Stored data:
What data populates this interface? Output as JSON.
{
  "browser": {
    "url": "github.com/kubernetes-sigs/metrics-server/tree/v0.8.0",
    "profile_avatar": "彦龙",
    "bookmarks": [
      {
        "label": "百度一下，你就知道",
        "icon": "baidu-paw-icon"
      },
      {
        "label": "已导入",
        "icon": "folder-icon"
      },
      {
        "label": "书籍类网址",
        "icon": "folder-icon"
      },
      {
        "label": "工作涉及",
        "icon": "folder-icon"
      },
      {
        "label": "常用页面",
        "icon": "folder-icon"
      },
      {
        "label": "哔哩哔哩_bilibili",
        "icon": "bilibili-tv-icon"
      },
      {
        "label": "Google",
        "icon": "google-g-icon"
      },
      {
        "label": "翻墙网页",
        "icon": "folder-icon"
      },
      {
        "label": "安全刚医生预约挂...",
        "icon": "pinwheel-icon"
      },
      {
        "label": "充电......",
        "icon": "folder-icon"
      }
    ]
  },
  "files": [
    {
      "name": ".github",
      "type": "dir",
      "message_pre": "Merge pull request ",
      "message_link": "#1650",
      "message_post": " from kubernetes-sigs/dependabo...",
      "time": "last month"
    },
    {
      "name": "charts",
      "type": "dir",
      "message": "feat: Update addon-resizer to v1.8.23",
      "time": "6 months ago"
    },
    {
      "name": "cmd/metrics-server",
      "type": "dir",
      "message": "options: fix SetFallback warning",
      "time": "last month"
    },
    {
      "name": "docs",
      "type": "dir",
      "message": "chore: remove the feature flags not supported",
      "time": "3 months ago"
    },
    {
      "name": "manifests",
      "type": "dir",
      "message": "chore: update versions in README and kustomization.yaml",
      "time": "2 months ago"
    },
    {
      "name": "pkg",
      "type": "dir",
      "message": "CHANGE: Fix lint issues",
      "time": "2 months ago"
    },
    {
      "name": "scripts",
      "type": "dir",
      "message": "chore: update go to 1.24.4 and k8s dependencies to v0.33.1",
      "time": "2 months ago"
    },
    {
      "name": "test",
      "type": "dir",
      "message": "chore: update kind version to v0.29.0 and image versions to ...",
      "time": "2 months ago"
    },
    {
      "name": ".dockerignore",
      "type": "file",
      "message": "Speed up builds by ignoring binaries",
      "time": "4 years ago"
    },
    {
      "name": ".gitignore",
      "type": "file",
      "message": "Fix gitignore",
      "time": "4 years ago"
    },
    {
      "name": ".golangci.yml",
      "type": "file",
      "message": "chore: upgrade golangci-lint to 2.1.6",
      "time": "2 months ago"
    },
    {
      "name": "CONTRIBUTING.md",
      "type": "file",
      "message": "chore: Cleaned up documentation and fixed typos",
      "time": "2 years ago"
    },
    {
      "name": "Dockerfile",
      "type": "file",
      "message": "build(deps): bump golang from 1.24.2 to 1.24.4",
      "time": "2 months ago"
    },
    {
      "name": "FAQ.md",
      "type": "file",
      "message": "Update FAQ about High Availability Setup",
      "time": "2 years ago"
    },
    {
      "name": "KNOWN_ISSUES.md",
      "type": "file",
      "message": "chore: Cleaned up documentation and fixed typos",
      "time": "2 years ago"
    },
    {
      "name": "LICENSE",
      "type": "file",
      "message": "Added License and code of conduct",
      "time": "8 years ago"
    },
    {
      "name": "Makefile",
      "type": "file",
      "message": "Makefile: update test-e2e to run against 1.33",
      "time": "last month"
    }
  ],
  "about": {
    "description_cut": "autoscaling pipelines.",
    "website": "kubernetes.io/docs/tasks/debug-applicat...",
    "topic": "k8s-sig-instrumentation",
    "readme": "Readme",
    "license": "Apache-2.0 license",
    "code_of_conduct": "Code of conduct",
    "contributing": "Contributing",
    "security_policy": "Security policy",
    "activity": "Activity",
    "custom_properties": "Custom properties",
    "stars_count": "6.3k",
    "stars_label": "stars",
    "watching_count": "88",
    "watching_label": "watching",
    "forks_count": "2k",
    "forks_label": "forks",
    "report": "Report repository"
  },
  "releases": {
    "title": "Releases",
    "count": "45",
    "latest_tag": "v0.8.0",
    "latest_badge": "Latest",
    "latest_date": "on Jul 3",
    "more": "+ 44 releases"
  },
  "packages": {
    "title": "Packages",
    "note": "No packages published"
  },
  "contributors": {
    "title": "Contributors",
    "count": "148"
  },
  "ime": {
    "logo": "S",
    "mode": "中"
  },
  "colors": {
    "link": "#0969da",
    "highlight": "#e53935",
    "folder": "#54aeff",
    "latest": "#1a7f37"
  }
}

WRITTEN PROBLEM: Retype all of the material above with every character intact.

THE RESULT:
What data populates this interface? Output as JSON.
{
  "browser": {
    "url": "github.com/kubernetes-sigs/metrics-server/tree/v0.8.0",
    "profile_avatar": "彦龙",
    "bookmarks": [
      {
        "label": "百度一下，你就知道",
        "icon": "baidu-paw-icon"
      },
      {
        "label": "已导入",
        "icon": "folder-icon"
      },
      {
        "label": "书籍类网址",
        "icon": "folder-icon"
      },
      {
        "label": "工作涉及",
        "icon": "folder-icon"
      },
      {
        "label": "常用页面",
        "icon": "folder-icon"
      },
      {
        "label": "哔哩哔哩_bilibili",
        "icon": "bilibili-tv-icon"
      },
      {
        "label": "Google",
        "icon": "google-g-icon"
      },
      {
        "label": "翻墙网页",
        "icon": "folder-icon"
      },
      {
        "label": "安全刚医生预约挂...",
        "icon": "pinwheel-icon"
      },
      {
        "label": "充电......",
        "icon": "folder-icon"
      }
    ]
  },
  "files": [
    {
      "name": ".github",
      "type": "dir",
      "message_pre": "Merge pull request ",
      "message_link": "#1650",
      "message_post": " from kubernetes-sigs/dependabo...",
      "time": "last month"
    },
    {
      "name": "charts",
      "type": "dir",
      "message": "feat: Update addon-resizer to v1.8.23",
      "time": "6 months ago"
    },
    {
      "name": "cmd/metrics-server",
      "type": "dir",
      "message": "options: fix SetFallback warning",
      "time": "last month"
    },
    {
      "name": "docs",
      "type": "dir",
      "message": "chore: remove the feature flags not supported",
      "time": "3 months ago"
    },
    {
      "name": "manifests",
      "type": "dir",
      "message": "chore: update versions in README and kustomization.yaml",
      "time": "2 months ago"
    },
    {
      "name": "pkg",
      "type": "dir",
      "message": "CHANGE: Fix lint issues",
      "time": "2 months ago"
    },
    {
      "name": "scripts",
      "type": "dir",
      "message": "chore: update go to 1.24.4 and k8s dependencies to v0.33.1",
      "time": "2 months ago"
    },
    {
      "name": "test",
      "type": "dir",
      "message": "chore: update kind version to v0.29.0 and image versions to ...",
      "time": "2 months ago"
    },
    {
      "name": ".dockerignore",
      "type": "file",
      "message": "Speed up builds by ignoring binaries",
      "time": "4 years ago"
    },
    {
      "name": ".gitignore",
      "type": "file",
      "message": "Fix gitignore",
      "time": "4 years ago"
    },
    {
      "name": ".golangci.yml",
      "type": "file",
      "message": "chore: upgrade golangci-lint to 2.1.6",
      "time": "2 months ago"
    },
    {
      "name": "CONTRIBUTING.md",
      "type": "file",
      "message": "chore: Cleaned up documentation and fixed typos",
      "time": "2 years ago"
    },
    {
      "name": "Dockerfile",
      "type": "file",
      "message": "build(deps): bump golang from 1.24.2 to 1.24.4",
      "time": "2 months ago"
    },
    {
      "name": "FAQ.md",
      "type": "file",
      "message": "Update FAQ about High Availability Setup",
      "time": "2 years ago"
    },
    {
      "name": "KNOWN_ISSUES.md",
      "type": "file",
      "message": "chore: Cleaned up documentation and fixed typos",
      "time": "2 years ago"
    },
    {
      "name": "LICENSE",
      "type": "file",
      "message": "Added License and code of conduct",
      "time": "8 years ago"
    },
    {
      "name": "Makefile",
      "type": "file",
      "message": "Makefile: update test-e2e to run against 1.33",
      "time": "last month"
    }
  ],
  "about": {
    "description_cut": "autoscaling pipelines.",
    "website": "kubernetes.io/docs/tasks/debug-applicat...",
    "topic": "k8s-sig-instrumentation",
    "readme": "Readme",
    "license": "Apache-2.0 license",
    "code_of_conduct": "Code of conduct",
    "contributing": "Contributing",
    "security_policy": "Security policy",
    "activity": "Activity",
    "custom_properties": "Custom properties",
    "stars_count": "6.3k",
    "stars_label": "stars",
    "watching_count": "88",
    "watching_label": "watching",
    "forks_count": "2k",
    "forks_label": "forks",
    "report": "Report repository"
  },
  "releases": {
    "title": "Releases",
    "count": "45",
    "latest_tag": "v0.8.0",
    "latest_badge": "Latest",
    "latest_date": "on Jul 3",
    "more": "+ 44 releases"
  },
  "packages": {
    "title": "Packages",
    "note": "No packages published"
  },
  "contributors": {
    "title": "Contributors",
    "count": "148"
  },
  "ime": {
    "logo": "S",
    "mode": "中"
  },
  "colors": {
    "link": "#0969da",
    "highlight": "#e53935",
    "folder": "#54aeff",
    "latest": "#1a7f37"
  }
}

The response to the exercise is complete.